§ Direction: In the entries below, how many lines hold the string "this"? Give only the number.

§ The input:

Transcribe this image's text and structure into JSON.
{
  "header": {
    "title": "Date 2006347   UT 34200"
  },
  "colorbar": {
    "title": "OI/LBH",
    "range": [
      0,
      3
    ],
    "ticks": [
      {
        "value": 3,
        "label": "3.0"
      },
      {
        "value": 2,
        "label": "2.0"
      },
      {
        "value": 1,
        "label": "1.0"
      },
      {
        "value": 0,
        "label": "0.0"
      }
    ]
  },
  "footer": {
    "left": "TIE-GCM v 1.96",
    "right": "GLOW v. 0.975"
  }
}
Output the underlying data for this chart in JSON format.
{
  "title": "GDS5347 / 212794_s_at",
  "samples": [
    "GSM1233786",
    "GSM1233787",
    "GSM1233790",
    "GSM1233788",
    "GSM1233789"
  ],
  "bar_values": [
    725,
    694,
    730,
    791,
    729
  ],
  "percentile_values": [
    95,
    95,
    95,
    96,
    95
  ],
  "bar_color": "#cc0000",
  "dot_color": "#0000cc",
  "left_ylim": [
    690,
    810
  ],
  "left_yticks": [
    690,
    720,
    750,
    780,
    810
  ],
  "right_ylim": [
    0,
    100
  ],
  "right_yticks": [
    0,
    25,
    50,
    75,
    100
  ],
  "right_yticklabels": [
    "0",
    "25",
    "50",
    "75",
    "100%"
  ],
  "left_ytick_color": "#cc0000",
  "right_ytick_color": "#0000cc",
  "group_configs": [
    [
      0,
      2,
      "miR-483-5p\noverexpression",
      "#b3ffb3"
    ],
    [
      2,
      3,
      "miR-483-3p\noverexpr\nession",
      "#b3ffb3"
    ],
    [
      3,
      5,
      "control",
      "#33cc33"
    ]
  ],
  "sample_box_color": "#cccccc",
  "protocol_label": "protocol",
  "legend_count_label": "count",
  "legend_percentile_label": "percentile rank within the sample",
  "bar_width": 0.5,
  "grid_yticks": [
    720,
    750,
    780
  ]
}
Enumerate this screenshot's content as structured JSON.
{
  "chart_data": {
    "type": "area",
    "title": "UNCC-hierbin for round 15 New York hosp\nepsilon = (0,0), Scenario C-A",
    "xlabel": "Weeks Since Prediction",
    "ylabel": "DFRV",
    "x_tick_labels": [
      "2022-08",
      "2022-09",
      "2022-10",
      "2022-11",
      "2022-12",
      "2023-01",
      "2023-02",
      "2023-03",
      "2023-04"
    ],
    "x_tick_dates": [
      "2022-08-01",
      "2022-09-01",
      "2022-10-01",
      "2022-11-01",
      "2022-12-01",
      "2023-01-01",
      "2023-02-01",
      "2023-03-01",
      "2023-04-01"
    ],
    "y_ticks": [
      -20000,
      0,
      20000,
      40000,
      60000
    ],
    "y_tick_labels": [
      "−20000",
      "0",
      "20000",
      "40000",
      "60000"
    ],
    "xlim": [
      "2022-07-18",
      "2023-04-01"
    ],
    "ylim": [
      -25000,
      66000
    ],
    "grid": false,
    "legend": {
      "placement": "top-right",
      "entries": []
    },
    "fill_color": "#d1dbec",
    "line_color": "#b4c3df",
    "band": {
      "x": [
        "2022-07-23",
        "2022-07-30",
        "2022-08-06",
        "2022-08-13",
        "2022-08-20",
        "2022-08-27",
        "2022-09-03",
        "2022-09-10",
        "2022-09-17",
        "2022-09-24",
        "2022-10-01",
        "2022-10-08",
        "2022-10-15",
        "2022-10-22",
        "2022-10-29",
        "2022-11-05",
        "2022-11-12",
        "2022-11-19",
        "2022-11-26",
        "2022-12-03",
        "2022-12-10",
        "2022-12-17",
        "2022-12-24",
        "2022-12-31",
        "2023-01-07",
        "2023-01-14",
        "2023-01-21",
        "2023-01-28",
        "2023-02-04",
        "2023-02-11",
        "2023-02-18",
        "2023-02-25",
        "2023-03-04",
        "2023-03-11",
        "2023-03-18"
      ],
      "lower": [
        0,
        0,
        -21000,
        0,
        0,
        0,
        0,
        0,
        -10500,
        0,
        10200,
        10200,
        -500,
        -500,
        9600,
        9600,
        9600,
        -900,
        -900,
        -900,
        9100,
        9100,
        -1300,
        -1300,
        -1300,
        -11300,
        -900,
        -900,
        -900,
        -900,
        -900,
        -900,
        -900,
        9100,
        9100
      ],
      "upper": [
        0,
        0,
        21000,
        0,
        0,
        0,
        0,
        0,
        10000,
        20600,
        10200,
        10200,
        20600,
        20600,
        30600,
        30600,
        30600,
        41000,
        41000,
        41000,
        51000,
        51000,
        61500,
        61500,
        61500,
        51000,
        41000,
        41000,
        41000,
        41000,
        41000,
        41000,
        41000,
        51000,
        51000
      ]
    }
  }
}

§ Solution below: 3